(Dataset rows about figures)
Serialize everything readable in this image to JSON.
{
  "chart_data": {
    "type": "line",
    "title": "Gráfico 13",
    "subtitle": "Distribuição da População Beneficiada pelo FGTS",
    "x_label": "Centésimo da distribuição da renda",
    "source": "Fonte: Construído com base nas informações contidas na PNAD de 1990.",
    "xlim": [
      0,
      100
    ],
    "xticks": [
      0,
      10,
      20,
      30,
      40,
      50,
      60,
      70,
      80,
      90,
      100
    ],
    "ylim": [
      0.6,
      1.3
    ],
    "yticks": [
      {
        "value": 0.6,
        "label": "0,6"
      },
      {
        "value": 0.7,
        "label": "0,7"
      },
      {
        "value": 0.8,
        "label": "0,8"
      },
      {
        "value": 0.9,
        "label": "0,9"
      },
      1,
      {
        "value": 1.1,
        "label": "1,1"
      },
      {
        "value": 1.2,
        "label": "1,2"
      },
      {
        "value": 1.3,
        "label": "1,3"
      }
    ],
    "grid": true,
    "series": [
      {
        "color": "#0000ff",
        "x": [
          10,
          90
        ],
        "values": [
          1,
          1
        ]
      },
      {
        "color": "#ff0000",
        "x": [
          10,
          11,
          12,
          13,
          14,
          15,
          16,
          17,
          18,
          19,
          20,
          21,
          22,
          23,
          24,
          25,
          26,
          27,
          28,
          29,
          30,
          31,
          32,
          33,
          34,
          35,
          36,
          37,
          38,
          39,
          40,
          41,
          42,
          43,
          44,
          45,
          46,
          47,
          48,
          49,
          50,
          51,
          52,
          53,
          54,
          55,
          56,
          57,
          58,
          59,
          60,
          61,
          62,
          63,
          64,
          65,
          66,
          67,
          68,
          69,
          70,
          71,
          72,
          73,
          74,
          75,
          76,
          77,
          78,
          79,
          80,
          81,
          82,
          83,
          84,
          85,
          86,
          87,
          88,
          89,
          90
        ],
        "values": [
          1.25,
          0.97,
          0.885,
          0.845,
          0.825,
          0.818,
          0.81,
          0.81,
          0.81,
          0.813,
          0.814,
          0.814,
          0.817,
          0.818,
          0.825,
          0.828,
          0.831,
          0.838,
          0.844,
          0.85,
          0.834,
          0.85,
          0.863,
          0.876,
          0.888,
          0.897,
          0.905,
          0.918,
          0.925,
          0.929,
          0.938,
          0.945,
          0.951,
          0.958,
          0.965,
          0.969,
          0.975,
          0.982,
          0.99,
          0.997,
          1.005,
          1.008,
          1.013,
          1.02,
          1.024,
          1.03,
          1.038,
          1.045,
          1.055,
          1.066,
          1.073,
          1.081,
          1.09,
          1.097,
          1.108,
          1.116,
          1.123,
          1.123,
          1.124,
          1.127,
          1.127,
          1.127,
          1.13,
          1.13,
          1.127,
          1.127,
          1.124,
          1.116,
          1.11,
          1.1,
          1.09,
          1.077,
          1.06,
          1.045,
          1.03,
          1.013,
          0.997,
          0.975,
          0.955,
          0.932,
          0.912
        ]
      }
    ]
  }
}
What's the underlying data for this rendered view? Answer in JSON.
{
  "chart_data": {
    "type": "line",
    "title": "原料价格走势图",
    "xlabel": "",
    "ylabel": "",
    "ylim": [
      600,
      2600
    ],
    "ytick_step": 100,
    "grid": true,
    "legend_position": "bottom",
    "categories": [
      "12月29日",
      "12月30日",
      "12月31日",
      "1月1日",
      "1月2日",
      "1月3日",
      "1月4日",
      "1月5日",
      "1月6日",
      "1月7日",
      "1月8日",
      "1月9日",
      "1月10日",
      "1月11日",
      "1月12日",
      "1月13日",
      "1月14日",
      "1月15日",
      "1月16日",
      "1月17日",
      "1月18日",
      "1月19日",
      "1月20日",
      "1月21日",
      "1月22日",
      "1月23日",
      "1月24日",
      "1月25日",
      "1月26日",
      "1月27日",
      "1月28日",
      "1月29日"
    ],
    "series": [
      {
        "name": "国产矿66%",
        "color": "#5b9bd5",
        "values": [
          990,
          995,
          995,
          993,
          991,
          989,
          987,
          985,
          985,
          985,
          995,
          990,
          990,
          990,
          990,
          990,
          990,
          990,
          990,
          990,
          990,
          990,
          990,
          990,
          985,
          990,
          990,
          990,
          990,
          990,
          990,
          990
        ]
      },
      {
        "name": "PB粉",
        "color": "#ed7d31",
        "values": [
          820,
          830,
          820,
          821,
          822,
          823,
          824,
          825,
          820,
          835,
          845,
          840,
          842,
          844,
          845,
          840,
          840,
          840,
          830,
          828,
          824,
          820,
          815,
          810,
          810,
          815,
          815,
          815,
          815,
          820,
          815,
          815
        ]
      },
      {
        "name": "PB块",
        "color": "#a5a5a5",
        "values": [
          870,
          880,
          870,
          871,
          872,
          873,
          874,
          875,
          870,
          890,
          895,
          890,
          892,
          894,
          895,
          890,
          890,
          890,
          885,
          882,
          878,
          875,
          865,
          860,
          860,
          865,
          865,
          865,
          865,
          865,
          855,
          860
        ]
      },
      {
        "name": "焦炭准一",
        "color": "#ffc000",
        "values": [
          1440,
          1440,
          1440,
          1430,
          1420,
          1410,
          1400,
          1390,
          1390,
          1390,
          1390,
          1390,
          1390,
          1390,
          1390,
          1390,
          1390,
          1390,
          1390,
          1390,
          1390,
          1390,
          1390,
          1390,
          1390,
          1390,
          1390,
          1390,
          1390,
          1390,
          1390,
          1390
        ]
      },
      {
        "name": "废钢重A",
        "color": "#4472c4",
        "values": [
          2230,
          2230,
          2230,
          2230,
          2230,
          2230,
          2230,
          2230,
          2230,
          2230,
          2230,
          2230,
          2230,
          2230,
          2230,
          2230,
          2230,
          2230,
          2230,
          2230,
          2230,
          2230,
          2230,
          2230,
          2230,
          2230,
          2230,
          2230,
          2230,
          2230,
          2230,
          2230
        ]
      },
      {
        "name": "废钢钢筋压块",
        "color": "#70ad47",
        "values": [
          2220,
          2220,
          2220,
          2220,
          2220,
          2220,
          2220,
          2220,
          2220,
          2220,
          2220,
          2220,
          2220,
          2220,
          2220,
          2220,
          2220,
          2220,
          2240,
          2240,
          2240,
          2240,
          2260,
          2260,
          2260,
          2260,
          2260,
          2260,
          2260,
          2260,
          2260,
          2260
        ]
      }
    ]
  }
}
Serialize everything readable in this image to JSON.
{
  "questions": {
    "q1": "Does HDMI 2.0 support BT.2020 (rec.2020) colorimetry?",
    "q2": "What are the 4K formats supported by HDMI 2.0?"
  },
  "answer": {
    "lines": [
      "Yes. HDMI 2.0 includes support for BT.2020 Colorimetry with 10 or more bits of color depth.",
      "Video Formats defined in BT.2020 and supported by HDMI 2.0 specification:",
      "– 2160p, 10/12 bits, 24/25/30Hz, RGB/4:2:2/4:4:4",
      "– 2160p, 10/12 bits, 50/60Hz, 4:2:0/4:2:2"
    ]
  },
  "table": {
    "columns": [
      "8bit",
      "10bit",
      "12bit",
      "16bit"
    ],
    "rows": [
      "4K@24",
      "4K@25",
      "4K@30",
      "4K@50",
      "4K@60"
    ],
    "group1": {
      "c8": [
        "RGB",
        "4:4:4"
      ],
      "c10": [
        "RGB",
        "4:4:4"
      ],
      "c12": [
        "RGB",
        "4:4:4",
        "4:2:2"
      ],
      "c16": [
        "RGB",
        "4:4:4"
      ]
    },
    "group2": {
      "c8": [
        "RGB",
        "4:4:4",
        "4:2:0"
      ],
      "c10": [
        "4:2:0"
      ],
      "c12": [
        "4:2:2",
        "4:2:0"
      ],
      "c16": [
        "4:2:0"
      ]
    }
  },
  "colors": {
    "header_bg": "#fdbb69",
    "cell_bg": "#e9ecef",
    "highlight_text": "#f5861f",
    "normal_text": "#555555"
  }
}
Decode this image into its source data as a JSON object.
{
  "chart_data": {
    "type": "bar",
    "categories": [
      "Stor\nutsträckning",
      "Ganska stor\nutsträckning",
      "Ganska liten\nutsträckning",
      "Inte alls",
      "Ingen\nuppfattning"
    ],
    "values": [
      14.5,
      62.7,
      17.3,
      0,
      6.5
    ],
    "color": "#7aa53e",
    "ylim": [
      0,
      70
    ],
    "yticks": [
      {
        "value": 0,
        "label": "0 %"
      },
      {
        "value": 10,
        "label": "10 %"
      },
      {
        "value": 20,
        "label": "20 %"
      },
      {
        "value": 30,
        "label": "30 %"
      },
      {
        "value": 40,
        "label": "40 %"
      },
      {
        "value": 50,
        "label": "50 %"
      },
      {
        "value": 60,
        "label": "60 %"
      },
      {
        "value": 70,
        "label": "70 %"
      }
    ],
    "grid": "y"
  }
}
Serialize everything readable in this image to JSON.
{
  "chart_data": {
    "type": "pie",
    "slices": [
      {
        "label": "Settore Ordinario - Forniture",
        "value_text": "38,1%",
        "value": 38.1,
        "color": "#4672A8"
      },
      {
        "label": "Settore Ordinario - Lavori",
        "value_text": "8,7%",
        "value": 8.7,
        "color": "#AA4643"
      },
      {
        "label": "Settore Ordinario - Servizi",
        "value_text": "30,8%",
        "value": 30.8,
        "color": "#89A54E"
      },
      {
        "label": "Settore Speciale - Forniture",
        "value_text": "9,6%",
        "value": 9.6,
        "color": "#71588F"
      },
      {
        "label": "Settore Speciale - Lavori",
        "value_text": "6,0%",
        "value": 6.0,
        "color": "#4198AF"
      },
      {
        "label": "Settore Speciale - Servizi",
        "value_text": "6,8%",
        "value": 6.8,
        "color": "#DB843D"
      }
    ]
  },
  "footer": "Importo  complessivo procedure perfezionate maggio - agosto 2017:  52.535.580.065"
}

## Direction
Select the lines in this material that hold the word "Lavori", leaving none out.

## Output for this task
        "label": "Settore Ordinario - Lavori",
        "label": "Settore Speciale - Lavori",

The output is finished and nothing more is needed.